* DATA IN THIS EXERCISE *
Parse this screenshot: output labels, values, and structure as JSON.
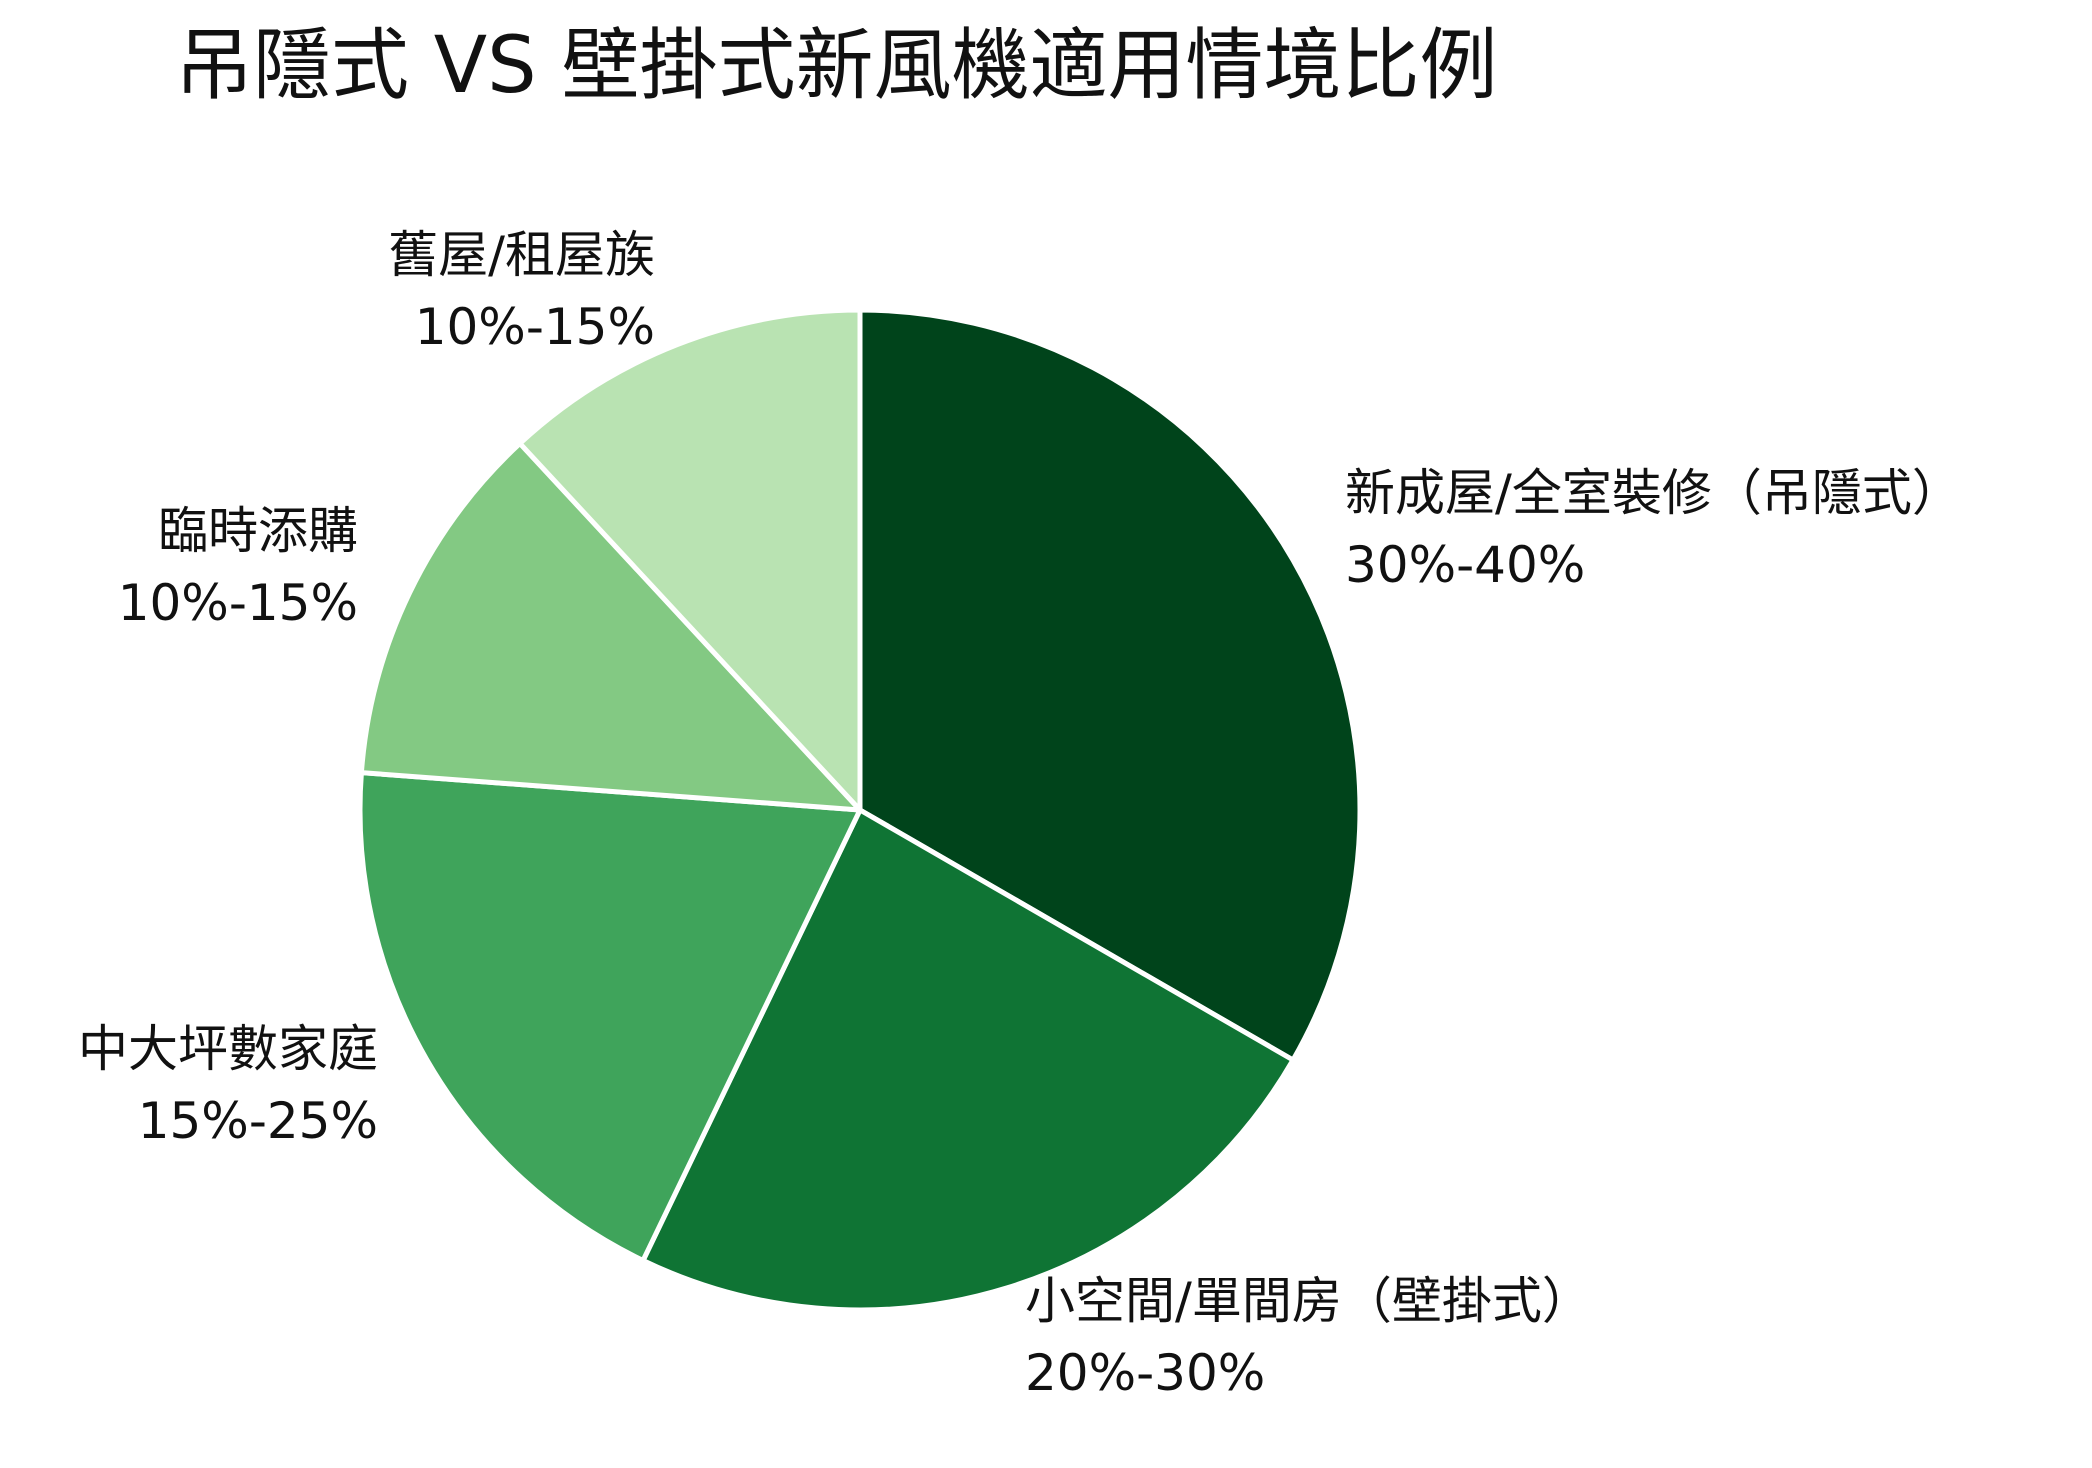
{
  "chart_data": {
    "type": "pie",
    "title": "吊隱式 VS 壁掛式新風機適用情境比例",
    "start_angle_deg": 0,
    "direction": "clockwise",
    "slices": [
      {
        "label": "新成屋/全室裝修（吊隱式）",
        "value_text": "30%-40%",
        "value": 35,
        "color": "#00441b"
      },
      {
        "label": "小空間/單間房（壁掛式）",
        "value_text": "20%-30%",
        "value": 25,
        "color": "#0f7434"
      },
      {
        "label": "中大坪數家庭",
        "value_text": "15%-25%",
        "value": 20,
        "color": "#3fa45b"
      },
      {
        "label": "臨時添購",
        "value_text": "10%-15%",
        "value": 12.5,
        "color": "#83c983"
      },
      {
        "label": "舊屋/租屋族",
        "value_text": "10%-15%",
        "value": 12.5,
        "color": "#b9e3b2"
      }
    ]
  }
}
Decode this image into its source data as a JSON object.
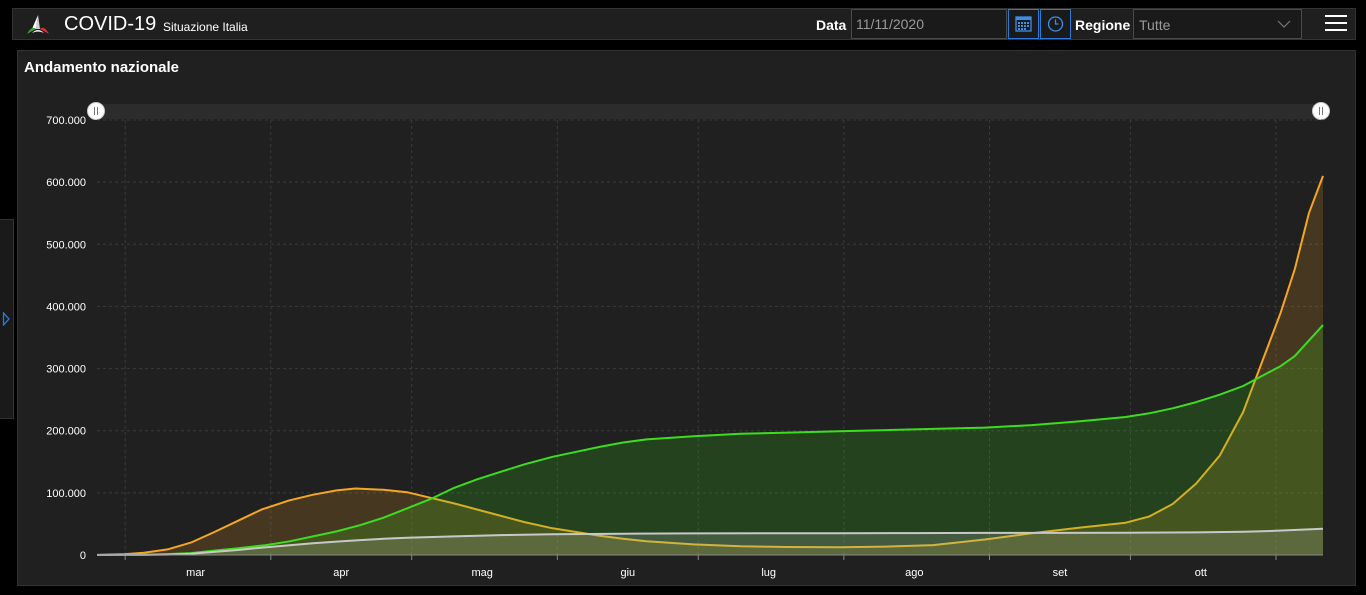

* PROBLEM DETAILS *
Do not include the images; transcribe the rest of the listing exactly.

* THE RESPONSE *
Parse this screenshot: output labels, values, and structure as JSON.
{
  "chart_data": {
    "type": "pie",
    "title": "吊隱式 VS 壁掛式新風機適用情境比例",
    "start_angle_deg": 0,
    "direction": "clockwise",
    "slices": [
      {
        "label": "新成屋/全室裝修（吊隱式）",
        "value_text": "30%-40%",
        "value": 35,
        "color": "#00441b"
      },
      {
        "label": "小空間/單間房（壁掛式）",
        "value_text": "20%-30%",
        "value": 25,
        "color": "#0f7434"
      },
      {
        "label": "中大坪數家庭",
        "value_text": "15%-25%",
        "value": 20,
        "color": "#3fa45b"
      },
      {
        "label": "臨時添購",
        "value_text": "10%-15%",
        "value": 12.5,
        "color": "#83c983"
      },
      {
        "label": "舊屋/租屋族",
        "value_text": "10%-15%",
        "value": 12.5,
        "color": "#b9e3b2"
      }
    ]
  }
}
Decode this image into its source data as a JSON object.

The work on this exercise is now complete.